## STATED GOAL
Copy every line of the listing that holds the string "values".

(begin)

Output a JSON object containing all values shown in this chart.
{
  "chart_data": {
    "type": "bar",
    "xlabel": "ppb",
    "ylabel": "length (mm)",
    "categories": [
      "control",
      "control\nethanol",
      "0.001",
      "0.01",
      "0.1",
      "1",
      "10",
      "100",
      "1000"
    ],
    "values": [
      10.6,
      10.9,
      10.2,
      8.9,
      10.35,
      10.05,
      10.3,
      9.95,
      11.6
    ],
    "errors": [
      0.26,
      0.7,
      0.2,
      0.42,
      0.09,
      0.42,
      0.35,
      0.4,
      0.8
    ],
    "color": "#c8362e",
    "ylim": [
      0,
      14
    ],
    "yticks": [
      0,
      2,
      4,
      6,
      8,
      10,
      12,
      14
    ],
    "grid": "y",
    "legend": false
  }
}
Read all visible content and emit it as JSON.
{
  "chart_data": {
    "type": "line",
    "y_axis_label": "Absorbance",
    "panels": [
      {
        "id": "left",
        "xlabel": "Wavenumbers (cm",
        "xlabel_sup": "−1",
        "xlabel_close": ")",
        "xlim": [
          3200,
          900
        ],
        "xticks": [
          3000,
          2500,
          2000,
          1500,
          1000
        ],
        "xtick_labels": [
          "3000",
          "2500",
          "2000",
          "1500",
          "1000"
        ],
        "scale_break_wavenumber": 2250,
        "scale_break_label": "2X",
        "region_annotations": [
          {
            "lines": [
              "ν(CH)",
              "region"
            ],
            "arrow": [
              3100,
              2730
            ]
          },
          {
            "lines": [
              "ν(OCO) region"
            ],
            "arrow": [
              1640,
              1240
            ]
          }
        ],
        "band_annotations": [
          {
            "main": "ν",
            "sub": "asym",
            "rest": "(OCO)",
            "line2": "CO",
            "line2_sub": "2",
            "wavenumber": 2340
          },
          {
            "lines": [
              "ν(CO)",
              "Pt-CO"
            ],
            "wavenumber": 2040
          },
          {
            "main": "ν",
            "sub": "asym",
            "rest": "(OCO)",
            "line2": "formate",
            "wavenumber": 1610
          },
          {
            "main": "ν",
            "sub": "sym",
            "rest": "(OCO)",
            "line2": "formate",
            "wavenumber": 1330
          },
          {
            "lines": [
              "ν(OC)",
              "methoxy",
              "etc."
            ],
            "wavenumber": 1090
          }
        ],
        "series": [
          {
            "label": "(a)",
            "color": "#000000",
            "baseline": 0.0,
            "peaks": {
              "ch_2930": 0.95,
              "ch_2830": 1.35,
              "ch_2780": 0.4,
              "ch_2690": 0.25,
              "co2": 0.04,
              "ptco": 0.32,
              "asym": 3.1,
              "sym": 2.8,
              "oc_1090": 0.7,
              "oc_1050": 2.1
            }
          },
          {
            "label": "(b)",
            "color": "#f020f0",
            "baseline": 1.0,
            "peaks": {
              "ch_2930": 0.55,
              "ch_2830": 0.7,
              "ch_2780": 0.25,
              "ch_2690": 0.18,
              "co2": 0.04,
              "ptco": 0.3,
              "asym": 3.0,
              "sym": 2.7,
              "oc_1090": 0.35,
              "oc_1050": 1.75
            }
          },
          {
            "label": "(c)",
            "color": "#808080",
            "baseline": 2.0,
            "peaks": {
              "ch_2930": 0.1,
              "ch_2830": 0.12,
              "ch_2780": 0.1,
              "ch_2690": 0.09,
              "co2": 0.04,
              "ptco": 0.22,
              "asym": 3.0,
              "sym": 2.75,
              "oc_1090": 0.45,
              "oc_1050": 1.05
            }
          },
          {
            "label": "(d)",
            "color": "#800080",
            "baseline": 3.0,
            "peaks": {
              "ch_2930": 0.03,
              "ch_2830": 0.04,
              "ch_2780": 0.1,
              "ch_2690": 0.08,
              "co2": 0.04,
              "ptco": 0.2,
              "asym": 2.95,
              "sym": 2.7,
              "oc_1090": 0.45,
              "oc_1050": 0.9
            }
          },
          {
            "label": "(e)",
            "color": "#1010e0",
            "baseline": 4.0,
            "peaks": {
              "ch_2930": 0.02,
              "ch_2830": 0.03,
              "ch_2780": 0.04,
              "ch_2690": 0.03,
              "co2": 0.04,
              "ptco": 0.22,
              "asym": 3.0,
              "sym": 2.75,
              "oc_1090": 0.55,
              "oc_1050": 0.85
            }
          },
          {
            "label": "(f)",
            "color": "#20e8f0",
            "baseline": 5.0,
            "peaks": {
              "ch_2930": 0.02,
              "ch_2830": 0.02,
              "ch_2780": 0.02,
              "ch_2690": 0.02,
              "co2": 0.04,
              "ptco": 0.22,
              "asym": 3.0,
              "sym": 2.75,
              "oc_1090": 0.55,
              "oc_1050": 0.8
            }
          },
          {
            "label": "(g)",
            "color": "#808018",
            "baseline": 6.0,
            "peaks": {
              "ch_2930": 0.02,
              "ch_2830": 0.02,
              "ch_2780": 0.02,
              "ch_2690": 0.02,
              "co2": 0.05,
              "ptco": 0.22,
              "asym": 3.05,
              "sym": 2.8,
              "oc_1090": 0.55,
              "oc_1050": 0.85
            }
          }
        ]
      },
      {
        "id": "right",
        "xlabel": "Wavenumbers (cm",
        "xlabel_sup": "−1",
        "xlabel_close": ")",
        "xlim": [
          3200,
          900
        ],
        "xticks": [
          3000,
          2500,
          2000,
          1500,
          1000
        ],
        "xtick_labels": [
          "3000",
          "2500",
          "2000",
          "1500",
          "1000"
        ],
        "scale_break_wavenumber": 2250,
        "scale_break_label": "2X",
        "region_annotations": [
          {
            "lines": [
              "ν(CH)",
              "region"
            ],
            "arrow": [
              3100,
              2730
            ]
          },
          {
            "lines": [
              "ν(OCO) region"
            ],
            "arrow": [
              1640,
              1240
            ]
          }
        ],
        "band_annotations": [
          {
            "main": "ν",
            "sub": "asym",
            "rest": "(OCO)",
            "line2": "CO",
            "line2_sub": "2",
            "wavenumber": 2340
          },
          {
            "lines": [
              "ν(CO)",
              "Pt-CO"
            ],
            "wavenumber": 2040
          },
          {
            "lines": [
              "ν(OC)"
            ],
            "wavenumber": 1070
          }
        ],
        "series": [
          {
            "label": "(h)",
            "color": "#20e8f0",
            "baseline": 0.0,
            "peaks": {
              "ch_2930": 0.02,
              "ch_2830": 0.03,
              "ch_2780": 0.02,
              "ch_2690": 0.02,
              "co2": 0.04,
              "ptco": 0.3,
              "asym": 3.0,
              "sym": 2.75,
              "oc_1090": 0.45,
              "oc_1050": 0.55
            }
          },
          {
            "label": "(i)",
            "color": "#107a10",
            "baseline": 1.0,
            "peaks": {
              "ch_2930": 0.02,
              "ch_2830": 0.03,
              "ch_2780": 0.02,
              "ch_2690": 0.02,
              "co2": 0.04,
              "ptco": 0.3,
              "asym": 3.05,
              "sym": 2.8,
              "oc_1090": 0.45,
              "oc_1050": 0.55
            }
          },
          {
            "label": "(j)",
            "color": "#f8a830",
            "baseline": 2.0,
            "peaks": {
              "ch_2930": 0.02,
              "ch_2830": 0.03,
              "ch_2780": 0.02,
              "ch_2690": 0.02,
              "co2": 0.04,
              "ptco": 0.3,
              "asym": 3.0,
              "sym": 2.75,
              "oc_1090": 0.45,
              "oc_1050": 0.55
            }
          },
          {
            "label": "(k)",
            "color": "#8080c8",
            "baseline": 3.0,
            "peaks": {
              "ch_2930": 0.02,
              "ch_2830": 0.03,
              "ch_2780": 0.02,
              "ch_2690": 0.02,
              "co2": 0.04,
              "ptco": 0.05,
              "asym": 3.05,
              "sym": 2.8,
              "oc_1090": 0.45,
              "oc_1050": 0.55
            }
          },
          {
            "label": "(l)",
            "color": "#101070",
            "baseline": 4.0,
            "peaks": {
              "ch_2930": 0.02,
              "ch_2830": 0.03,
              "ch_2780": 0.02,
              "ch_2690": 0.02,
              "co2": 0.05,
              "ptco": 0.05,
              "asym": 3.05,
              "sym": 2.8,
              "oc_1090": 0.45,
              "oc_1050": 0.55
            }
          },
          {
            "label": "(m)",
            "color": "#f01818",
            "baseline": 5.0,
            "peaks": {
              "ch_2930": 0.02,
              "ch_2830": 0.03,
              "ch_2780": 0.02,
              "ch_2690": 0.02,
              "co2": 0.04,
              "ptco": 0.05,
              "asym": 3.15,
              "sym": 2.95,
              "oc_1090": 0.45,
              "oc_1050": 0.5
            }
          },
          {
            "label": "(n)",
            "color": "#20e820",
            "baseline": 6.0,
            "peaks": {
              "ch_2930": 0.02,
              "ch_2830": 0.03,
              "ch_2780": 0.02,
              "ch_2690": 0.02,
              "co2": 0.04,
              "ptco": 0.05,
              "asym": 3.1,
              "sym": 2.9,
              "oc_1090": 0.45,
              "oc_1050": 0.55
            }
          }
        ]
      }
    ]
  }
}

(end)

## RESPONSE TO THIS EXERCISE
Output a JSON object containing all values shown in this chart.
    "values": [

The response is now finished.